== Source records

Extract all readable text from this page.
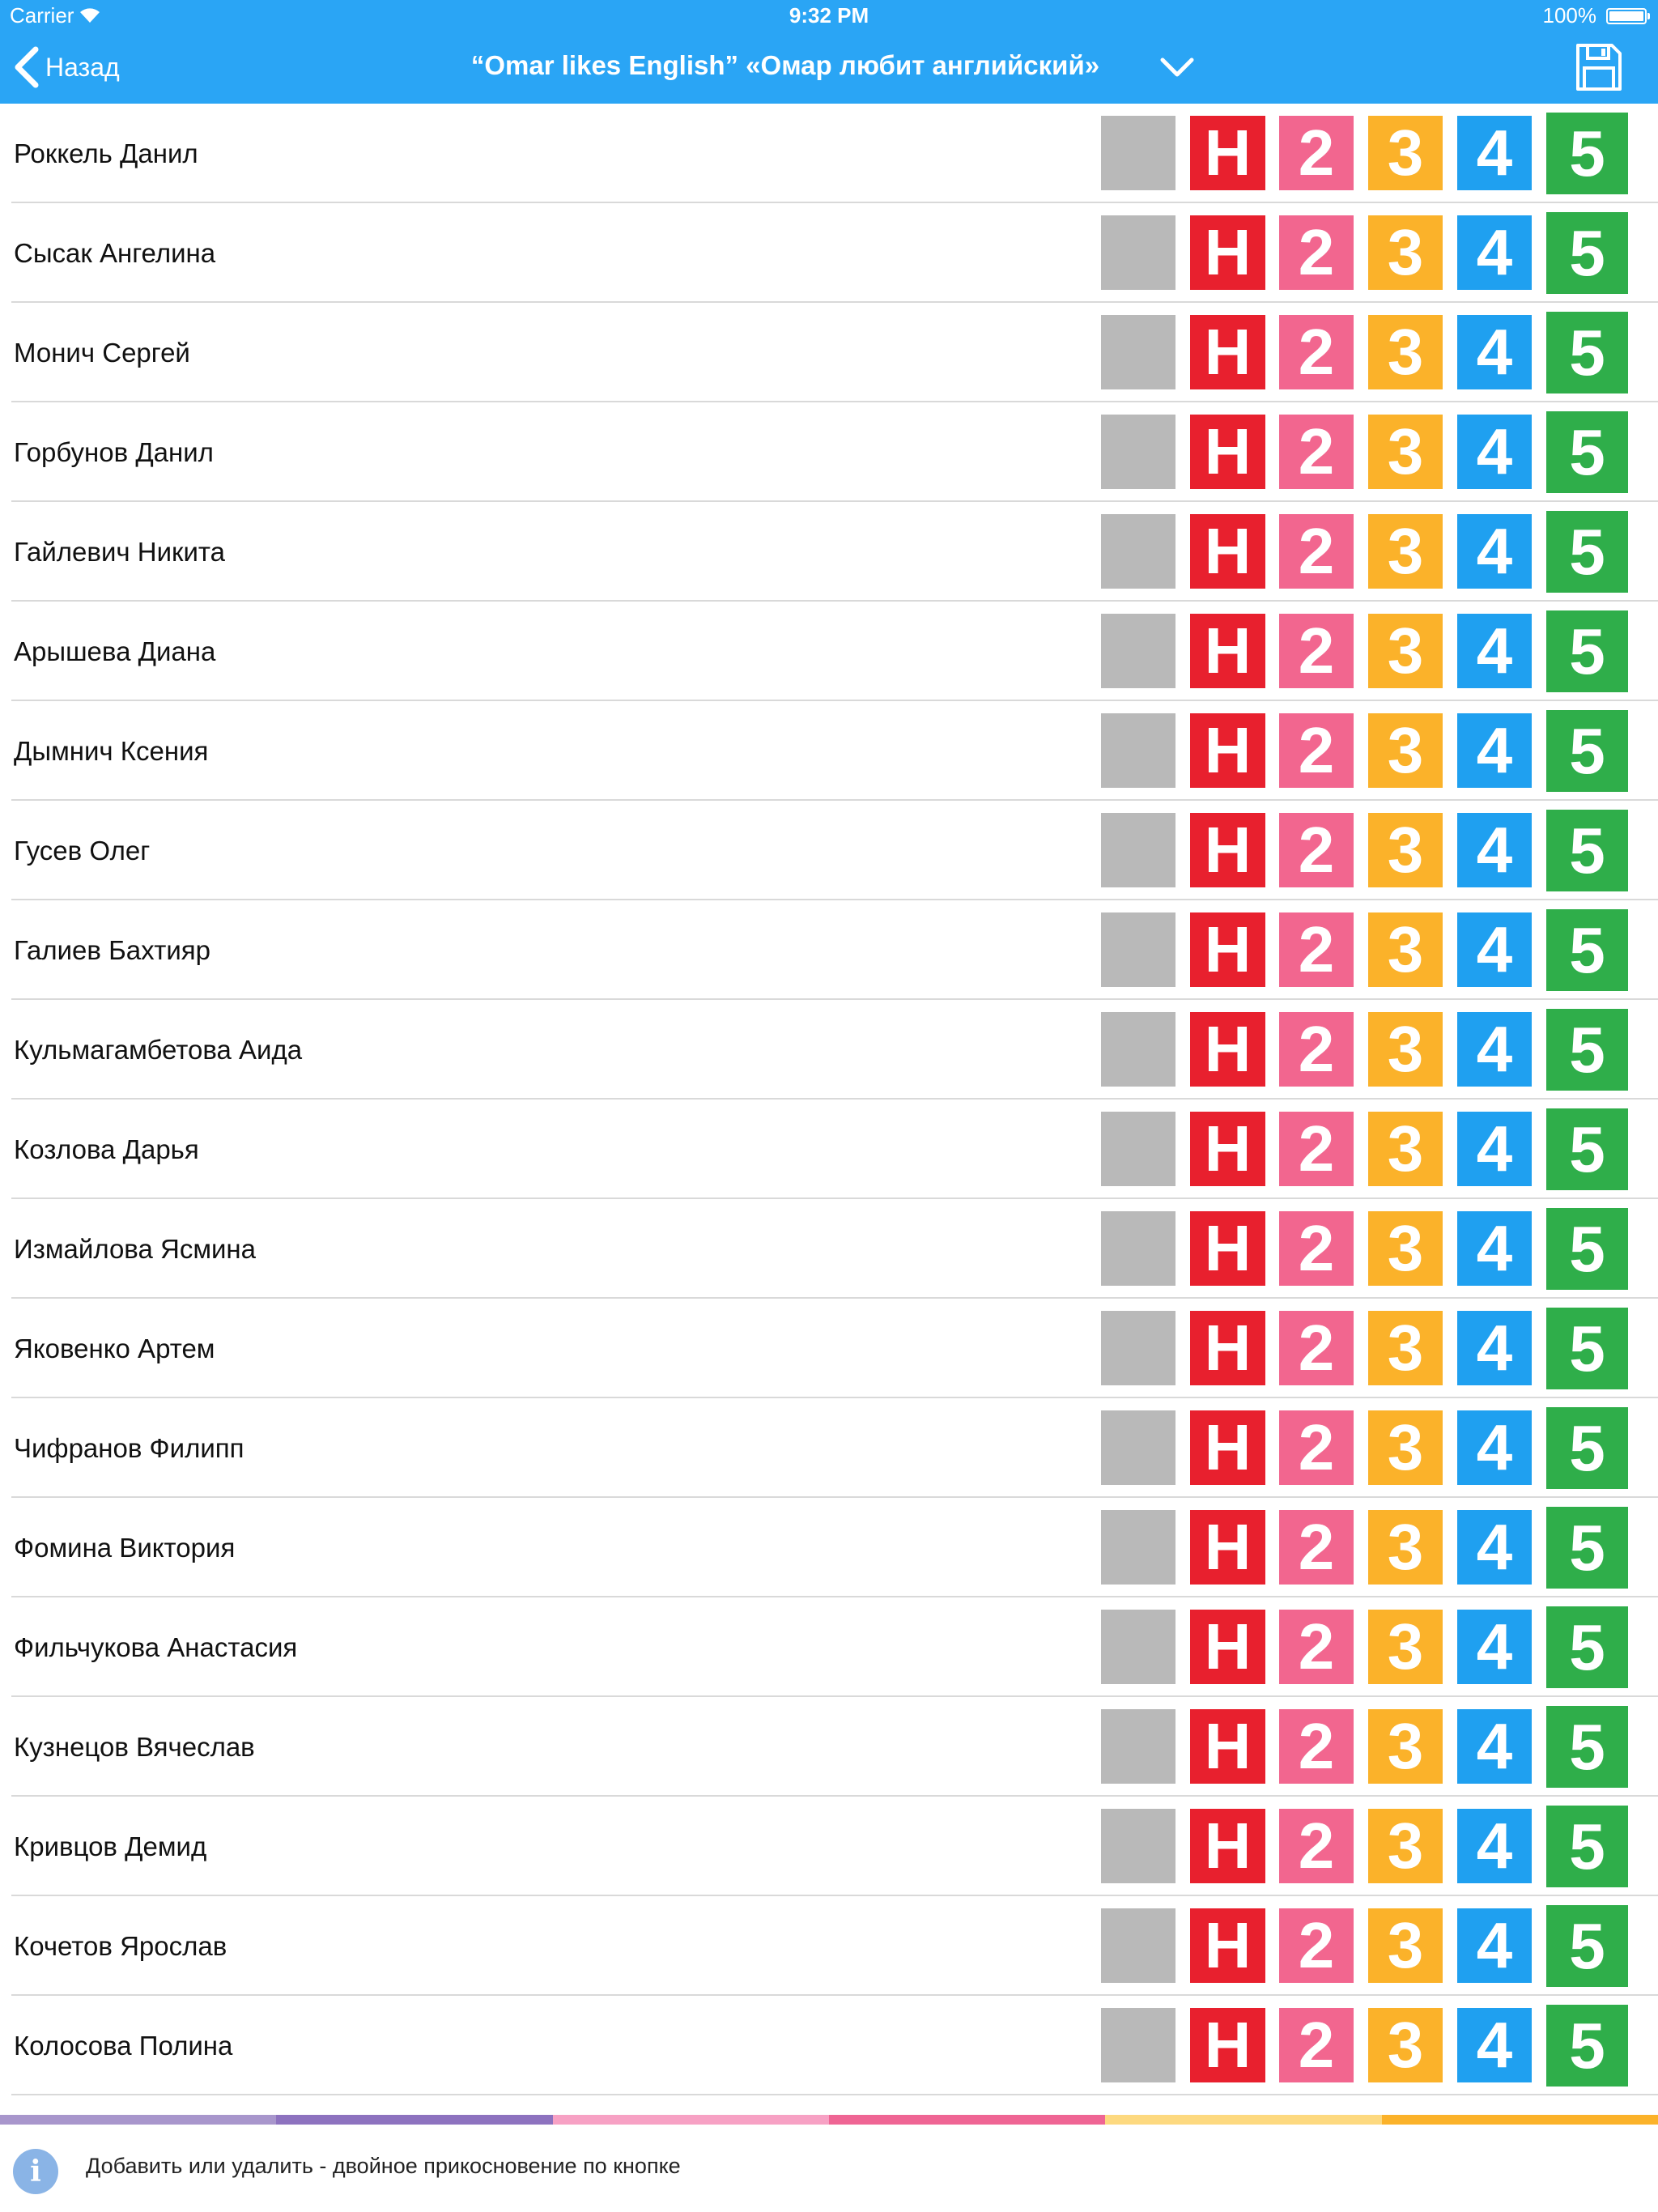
Carrier	9:32 PM	100%
Назад	“Omar likes English” «Омар любит английский»
Роккель Данил	Н 2 3 4 5
Сысак Ангелина	Н 2 3 4 5
Монич Сергей	Н 2 3 4 5
Горбунов Данил	Н 2 3 4 5
Гайлевич Никита	Н 2 3 4 5
Арышева Диана	Н 2 3 4 5
Дымнич Ксения	Н 2 3 4 5
Гусев Олег	Н 2 3 4 5
Галиев Бахтияр	Н 2 3 4 5
Кульмагамбетова Аида	Н 2 3 4 5
Козлова Дарья	Н 2 3 4 5
Измайлова Ясмина	Н 2 3 4 5
Яковенко Артем	Н 2 3 4 5
Чифранов Филипп	Н 2 3 4 5
Фомина Виктория	Н 2 3 4 5
Фильчукова Анастасия	Н 2 3 4 5
Кузнецов Вячеслав	Н 2 3 4 5
Кривцов Демид	Н 2 3 4 5
Кочетов Ярослав	Н 2 3 4 5
Колосова Полина	Н 2 3 4 5
i	Добавить или удалить - двойное прикосновение по кнопке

====

Without including any pictures, reproduce the listing exactly.

Extract all readable text from this page.
Carrier	9:32 PM	100%
Назад	“Omar likes English” «Омар любит английский»
Роккель Данил	Н 2 3 4 5
Сысак Ангелина	Н 2 3 4 5
Монич Сергей	Н 2 3 4 5
Горбунов Данил	Н 2 3 4 5
Гайлевич Никита	Н 2 3 4 5
Арышева Диана	Н 2 3 4 5
Дымнич Ксения	Н 2 3 4 5
Гусев Олег	Н 2 3 4 5
Галиев Бахтияр	Н 2 3 4 5
Кульмагамбетова Аида	Н 2 3 4 5
Козлова Дарья	Н 2 3 4 5
Измайлова Ясмина	Н 2 3 4 5
Яковенко Артем	Н 2 3 4 5
Чифранов Филипп	Н 2 3 4 5
Фомина Виктория	Н 2 3 4 5
Фильчукова Анастасия	Н 2 3 4 5
Кузнецов Вячеслав	Н 2 3 4 5
Кривцов Демид	Н 2 3 4 5
Кочетов Ярослав	Н 2 3 4 5
Колосова Полина	Н 2 3 4 5
i	Добавить или удалить - двойное прикосновение по кнопке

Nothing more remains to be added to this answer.